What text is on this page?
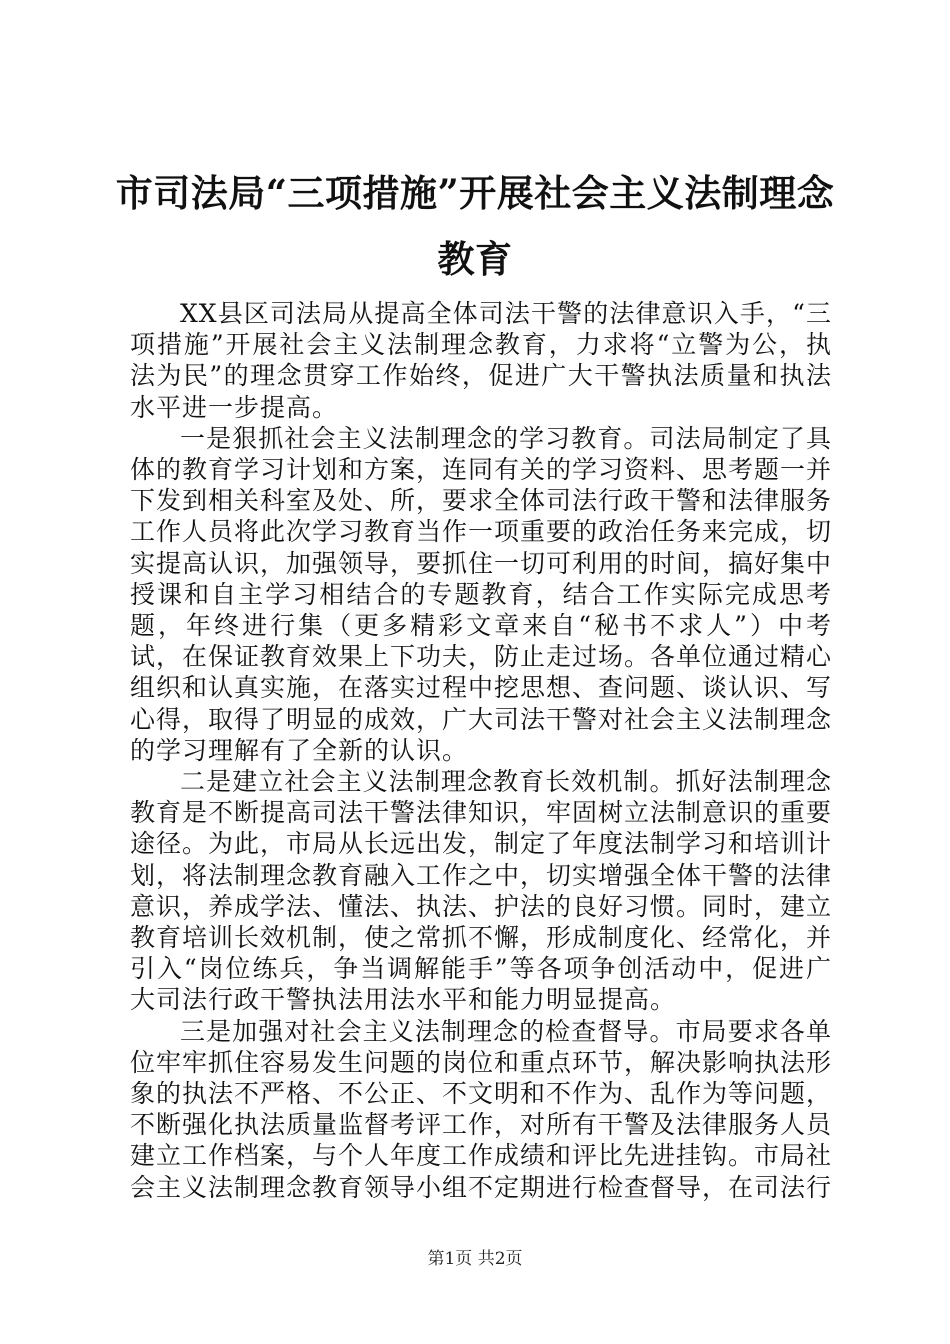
市司法局“三项措施”开展社会主义法制理念教育

XX县区司法局从提高全体司法干警的法律意识入手，“三项措施”开展社会主义法制理念教育，力求将“立警为公，执法为民”的理念贯穿工作始终，促进广大干警执法质量和执法水平进一步提高。

一是狠抓社会主义法制理念的学习教育。司法局制定了具体的教育学习计划和方案，连同有关的学习资料、思考题一并下发到相关科室及处、所，要求全体司法行政干警和法律服务工作人员将此次学习教育当作一项重要的政治任务来完成，切实提高认识，加强领导，要抓住一切可利用的时间，搞好集中授课和自主学习相结合的专题教育，结合工作实际完成思考题，年终进行集（更多精彩文章来自“秘书不求人”）中考试，在保证教育效果上下功夫，防止走过场。各单位通过精心组织和认真实施，在落实过程中挖思想、查问题、谈认识、写心得，取得了明显的成效，广大司法干警对社会主义法制理念的学习理解有了全新的认识。

二是建立社会主义法制理念教育长效机制。抓好法制理念教育是不断提高司法干警法律知识，牢固树立法制意识的重要途径。为此，市局从长远出发，制定了年度法制学习和培训计划，将法制理念教育融入工作之中，切实增强全体干警的法律意识，养成学法、懂法、执法、护法的良好习惯。同时，建立教育培训长效机制，使之常抓不懈，形成制度化、经常化，并引入“岗位练兵，争当调解能手”等各项争创活动中，促进广大司法行政干警执法用法水平和能力明显提高。

三是加强对社会主义法制理念的检查督导。市局要求各单位牢牢抓住容易发生问题的岗位和重点环节，解决影响执法形象的执法不严格、不公正、不文明和不作为、乱作为等问题，不断强化执法质量监督考评工作，对所有干警及法律服务人员建立工作档案，与个人年度工作成绩和评比先进挂钩。市局社会主义法制理念教育领导小组不定期进行检查督导，在司法行

第1页 共2页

*SET TASK*:
Quote the listing above in full, except for the pictures.

*FINAL RESULT*:
What text is on this page?
市司法局“三项措施”开展社会主义法制理念教育

XX县区司法局从提高全体司法干警的法律意识入手，“三项措施”开展社会主义法制理念教育，力求将“立警为公，执法为民”的理念贯穿工作始终，促进广大干警执法质量和执法水平进一步提高。

一是狠抓社会主义法制理念的学习教育。司法局制定了具体的教育学习计划和方案，连同有关的学习资料、思考题一并下发到相关科室及处、所，要求全体司法行政干警和法律服务工作人员将此次学习教育当作一项重要的政治任务来完成，切实提高认识，加强领导，要抓住一切可利用的时间，搞好集中授课和自主学习相结合的专题教育，结合工作实际完成思考题，年终进行集（更多精彩文章来自“秘书不求人”）中考试，在保证教育效果上下功夫，防止走过场。各单位通过精心组织和认真实施，在落实过程中挖思想、查问题、谈认识、写心得，取得了明显的成效，广大司法干警对社会主义法制理念的学习理解有了全新的认识。

二是建立社会主义法制理念教育长效机制。抓好法制理念教育是不断提高司法干警法律知识，牢固树立法制意识的重要途径。为此，市局从长远出发，制定了年度法制学习和培训计划，将法制理念教育融入工作之中，切实增强全体干警的法律意识，养成学法、懂法、执法、护法的良好习惯。同时，建立教育培训长效机制，使之常抓不懈，形成制度化、经常化，并引入“岗位练兵，争当调解能手”等各项争创活动中，促进广大司法行政干警执法用法水平和能力明显提高。

三是加强对社会主义法制理念的检查督导。市局要求各单位牢牢抓住容易发生问题的岗位和重点环节，解决影响执法形象的执法不严格、不公正、不文明和不作为、乱作为等问题，不断强化执法质量监督考评工作，对所有干警及法律服务人员建立工作档案，与个人年度工作成绩和评比先进挂钩。市局社会主义法制理念教育领导小组不定期进行检查督导，在司法行

第1页 共2页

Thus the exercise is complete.